- **REQUIRED TASK**: Only the number is wanted: how many lines hold the word "Naše"?

- **ITEMS**:
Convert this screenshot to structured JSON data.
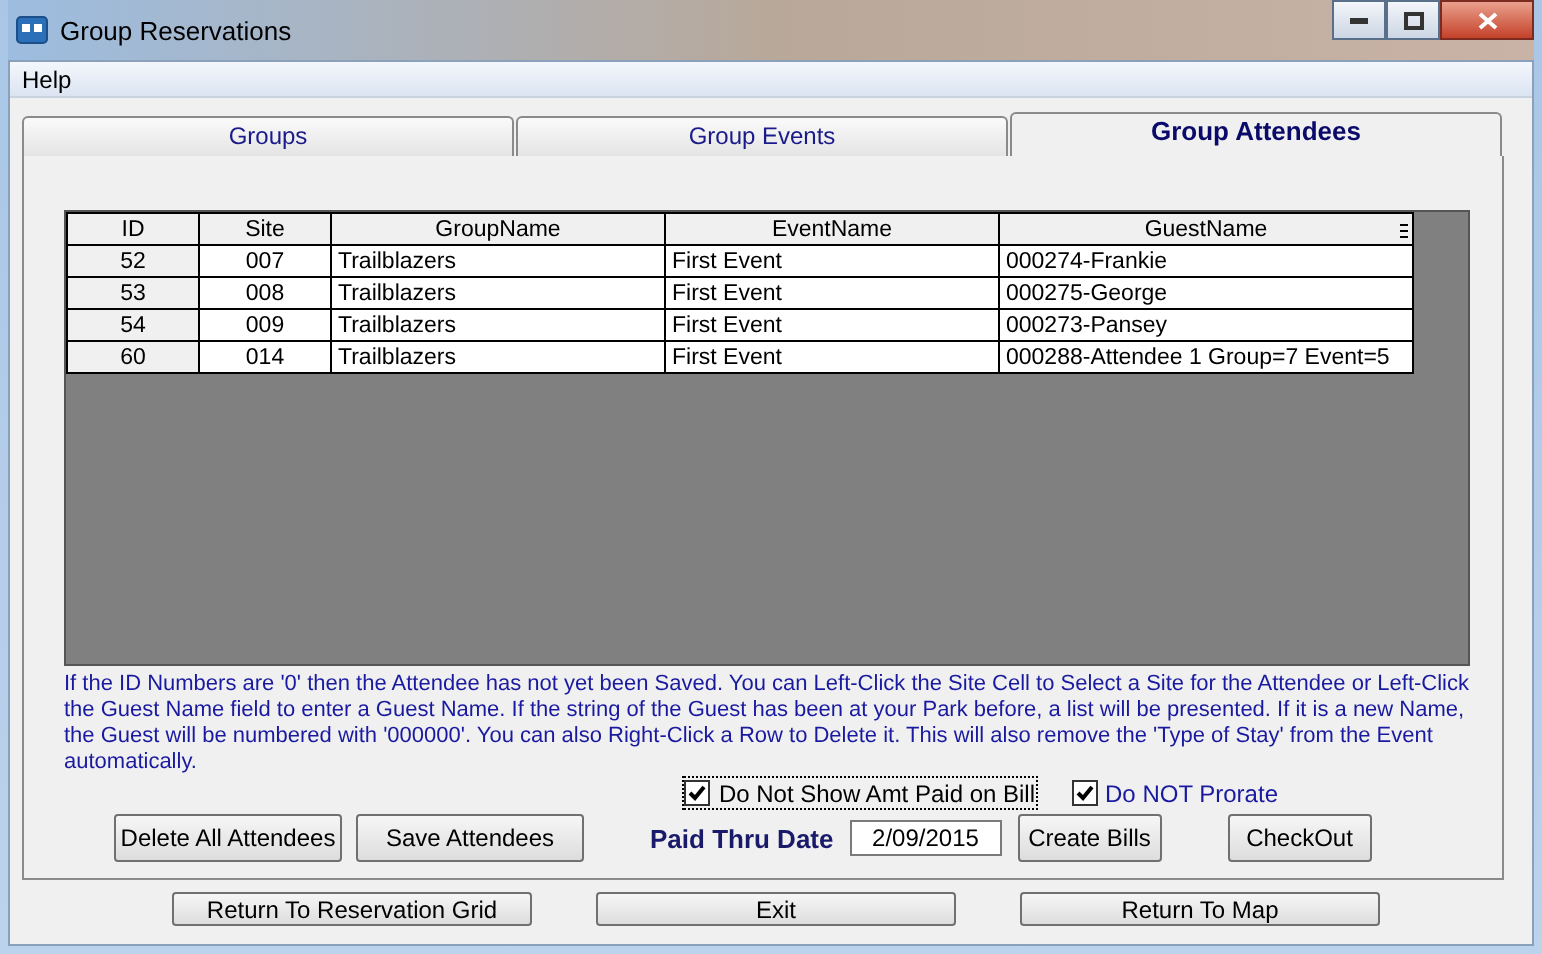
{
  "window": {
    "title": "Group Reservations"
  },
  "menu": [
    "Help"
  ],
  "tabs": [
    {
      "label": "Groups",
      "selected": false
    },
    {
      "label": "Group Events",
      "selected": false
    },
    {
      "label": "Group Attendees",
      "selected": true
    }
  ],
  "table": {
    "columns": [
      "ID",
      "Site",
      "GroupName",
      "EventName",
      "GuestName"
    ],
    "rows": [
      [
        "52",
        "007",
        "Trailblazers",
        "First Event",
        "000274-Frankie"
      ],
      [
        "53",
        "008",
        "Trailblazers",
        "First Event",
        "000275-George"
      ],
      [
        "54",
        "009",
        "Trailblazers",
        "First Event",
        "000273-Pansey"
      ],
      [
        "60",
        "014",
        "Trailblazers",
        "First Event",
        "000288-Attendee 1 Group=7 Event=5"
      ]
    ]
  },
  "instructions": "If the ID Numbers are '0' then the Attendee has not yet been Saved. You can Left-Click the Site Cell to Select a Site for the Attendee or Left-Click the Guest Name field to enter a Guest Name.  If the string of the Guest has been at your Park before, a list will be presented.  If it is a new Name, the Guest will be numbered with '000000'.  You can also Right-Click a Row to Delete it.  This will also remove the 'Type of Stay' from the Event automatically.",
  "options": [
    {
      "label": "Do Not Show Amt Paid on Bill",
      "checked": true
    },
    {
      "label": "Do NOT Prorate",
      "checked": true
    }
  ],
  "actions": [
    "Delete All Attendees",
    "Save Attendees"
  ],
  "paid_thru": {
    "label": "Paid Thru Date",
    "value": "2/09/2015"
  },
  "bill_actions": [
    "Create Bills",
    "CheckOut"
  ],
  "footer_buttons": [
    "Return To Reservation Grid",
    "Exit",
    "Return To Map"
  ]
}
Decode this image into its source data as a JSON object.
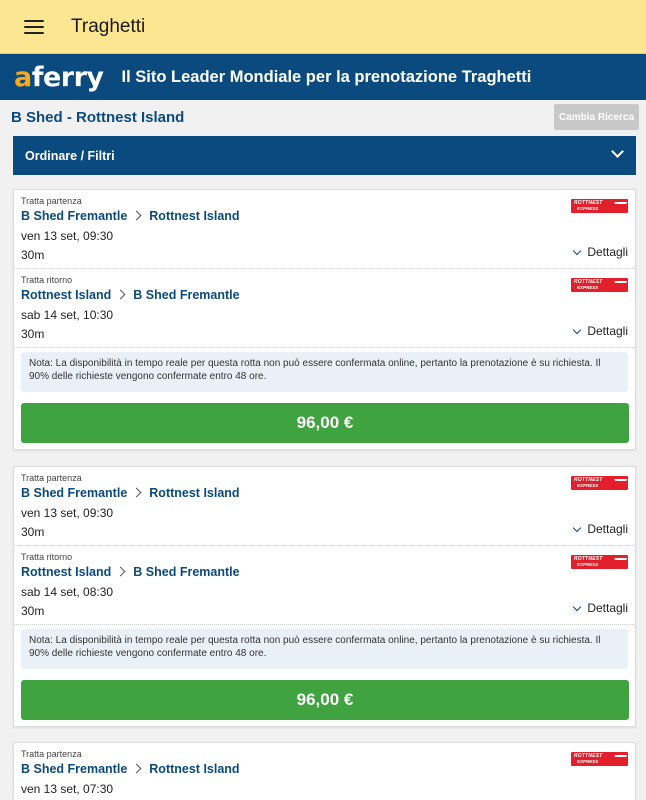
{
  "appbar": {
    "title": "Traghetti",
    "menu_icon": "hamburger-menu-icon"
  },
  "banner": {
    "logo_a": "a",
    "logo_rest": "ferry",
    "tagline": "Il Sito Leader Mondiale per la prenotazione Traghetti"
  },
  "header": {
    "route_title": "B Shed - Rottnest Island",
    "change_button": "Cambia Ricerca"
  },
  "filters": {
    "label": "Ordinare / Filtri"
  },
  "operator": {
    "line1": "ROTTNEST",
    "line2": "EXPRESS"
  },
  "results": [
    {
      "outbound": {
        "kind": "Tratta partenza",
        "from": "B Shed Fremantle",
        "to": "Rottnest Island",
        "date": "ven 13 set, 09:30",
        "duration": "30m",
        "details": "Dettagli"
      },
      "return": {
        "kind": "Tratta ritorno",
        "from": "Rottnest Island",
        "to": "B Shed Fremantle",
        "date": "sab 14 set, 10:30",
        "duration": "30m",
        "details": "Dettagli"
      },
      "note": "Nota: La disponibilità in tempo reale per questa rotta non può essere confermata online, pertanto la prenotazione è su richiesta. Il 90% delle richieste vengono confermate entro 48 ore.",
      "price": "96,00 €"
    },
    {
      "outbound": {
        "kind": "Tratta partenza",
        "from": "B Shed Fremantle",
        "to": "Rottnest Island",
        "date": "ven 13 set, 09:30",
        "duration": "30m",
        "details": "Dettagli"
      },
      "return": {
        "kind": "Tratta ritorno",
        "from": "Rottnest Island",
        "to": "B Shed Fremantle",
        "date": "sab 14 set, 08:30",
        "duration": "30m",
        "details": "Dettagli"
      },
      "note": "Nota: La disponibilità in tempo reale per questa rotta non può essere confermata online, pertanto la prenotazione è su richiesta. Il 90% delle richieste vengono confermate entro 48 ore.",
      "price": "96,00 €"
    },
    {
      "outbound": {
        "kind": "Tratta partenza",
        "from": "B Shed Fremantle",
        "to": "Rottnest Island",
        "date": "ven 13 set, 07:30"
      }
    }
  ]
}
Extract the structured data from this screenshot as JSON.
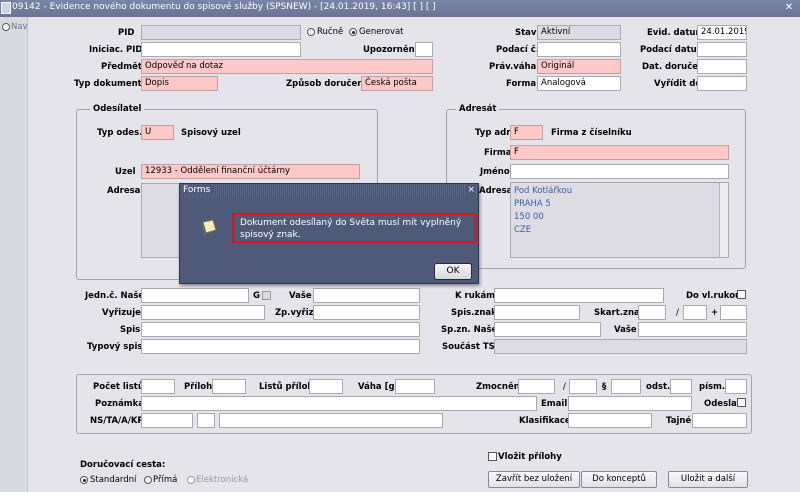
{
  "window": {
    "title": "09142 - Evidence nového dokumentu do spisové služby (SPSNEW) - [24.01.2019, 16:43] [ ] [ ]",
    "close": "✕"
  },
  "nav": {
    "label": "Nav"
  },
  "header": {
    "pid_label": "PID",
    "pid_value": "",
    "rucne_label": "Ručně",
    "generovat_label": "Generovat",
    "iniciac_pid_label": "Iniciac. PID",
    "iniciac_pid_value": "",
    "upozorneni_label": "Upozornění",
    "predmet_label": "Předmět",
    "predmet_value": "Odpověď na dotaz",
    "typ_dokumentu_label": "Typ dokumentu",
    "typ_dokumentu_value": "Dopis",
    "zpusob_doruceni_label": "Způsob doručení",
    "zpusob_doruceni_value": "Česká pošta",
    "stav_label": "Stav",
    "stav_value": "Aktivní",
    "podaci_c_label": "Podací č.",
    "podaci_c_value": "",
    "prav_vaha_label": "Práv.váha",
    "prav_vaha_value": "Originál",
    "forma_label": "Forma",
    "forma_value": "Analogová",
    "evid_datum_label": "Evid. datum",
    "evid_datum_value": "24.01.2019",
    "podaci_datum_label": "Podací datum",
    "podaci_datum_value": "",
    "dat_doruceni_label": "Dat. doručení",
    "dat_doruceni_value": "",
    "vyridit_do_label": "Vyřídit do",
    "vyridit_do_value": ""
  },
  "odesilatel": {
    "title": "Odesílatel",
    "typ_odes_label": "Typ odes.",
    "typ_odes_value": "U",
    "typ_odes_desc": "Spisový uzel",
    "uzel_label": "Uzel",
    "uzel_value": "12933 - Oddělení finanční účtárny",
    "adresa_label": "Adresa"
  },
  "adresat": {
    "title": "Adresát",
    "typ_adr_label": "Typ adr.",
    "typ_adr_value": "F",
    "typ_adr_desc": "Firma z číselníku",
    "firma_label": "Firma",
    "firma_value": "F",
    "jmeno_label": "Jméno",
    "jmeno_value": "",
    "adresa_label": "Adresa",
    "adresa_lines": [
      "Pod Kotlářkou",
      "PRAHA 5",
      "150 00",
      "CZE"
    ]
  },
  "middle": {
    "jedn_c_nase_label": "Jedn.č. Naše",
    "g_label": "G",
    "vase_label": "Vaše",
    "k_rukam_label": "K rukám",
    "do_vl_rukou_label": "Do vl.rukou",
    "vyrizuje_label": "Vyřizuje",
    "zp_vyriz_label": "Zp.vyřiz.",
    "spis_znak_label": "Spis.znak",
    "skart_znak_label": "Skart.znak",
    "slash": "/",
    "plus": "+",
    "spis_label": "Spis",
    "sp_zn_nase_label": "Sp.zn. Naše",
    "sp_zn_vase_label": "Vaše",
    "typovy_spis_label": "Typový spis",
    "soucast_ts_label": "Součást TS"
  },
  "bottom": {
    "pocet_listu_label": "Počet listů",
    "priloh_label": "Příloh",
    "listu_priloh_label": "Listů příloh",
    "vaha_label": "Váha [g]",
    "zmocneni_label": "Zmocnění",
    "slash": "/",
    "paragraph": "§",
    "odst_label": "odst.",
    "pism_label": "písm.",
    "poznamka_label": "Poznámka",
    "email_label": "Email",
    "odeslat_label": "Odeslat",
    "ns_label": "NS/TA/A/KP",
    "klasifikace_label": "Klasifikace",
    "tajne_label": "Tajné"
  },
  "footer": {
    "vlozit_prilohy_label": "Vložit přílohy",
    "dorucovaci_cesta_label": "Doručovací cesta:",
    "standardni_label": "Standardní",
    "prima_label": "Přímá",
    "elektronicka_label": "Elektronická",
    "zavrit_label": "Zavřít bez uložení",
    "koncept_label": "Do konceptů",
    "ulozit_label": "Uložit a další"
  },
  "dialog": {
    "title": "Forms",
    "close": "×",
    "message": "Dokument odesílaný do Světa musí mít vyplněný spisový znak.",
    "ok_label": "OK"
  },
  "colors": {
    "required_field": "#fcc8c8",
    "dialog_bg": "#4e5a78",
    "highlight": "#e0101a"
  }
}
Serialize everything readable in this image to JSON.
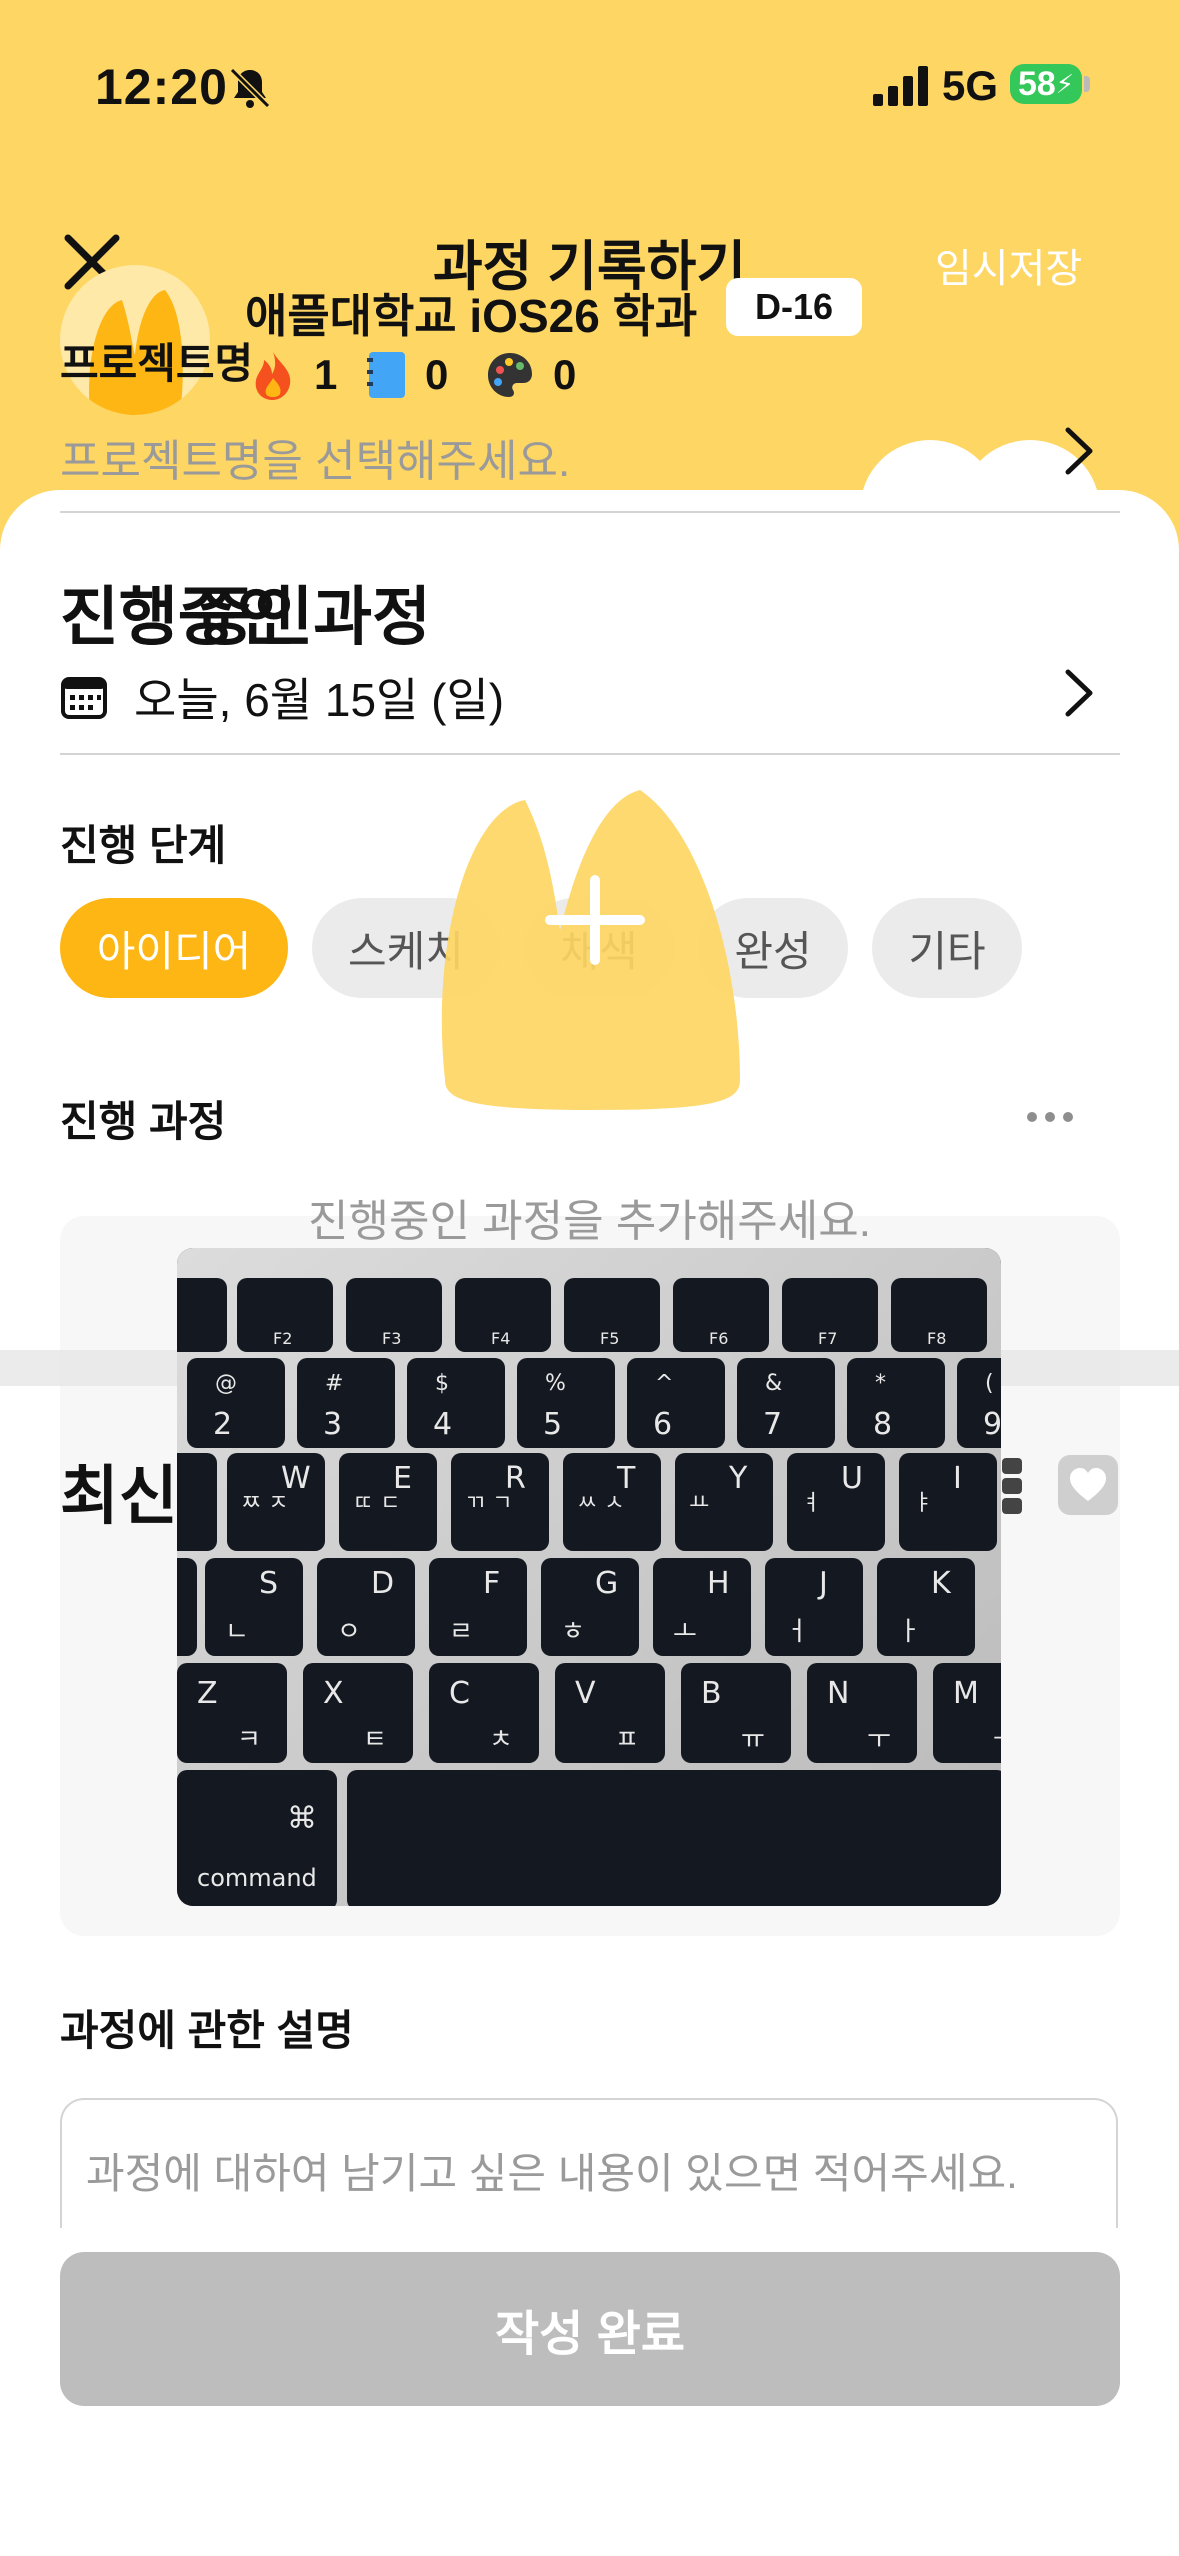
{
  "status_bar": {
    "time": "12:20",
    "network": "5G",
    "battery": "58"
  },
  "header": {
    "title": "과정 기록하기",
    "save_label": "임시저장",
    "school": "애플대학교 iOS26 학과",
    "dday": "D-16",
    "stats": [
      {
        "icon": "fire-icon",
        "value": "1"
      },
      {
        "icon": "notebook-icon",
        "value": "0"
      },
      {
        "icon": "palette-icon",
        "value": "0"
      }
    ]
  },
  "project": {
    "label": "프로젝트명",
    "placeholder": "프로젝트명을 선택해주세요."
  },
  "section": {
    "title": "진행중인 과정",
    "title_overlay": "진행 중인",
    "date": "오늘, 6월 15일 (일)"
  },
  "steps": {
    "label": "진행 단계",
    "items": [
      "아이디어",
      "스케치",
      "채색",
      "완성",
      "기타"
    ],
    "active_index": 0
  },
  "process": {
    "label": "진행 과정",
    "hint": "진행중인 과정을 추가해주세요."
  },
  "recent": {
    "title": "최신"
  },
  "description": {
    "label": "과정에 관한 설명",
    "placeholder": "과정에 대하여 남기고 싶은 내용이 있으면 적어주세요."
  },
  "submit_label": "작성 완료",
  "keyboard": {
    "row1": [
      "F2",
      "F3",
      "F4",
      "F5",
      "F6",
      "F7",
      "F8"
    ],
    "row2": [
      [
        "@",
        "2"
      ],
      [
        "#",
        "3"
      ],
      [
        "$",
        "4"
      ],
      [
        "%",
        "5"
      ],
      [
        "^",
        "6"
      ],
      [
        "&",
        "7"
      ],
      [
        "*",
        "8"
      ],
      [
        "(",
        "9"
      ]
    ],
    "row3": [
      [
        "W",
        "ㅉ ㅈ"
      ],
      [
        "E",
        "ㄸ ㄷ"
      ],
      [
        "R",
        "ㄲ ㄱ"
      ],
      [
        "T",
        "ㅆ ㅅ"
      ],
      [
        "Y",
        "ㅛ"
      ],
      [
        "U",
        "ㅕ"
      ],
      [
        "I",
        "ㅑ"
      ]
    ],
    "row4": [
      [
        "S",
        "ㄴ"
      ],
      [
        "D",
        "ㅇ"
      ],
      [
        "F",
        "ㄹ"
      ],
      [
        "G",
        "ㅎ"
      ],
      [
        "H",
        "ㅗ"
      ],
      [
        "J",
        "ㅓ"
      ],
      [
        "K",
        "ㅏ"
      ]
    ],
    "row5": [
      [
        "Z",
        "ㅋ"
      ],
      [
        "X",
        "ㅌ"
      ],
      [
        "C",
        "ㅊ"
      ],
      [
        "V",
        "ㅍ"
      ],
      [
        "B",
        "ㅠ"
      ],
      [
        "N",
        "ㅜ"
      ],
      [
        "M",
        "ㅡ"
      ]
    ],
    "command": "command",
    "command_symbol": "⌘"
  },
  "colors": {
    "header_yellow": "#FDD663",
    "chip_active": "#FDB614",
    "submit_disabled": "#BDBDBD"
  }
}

- **FULL ANSWER**: 2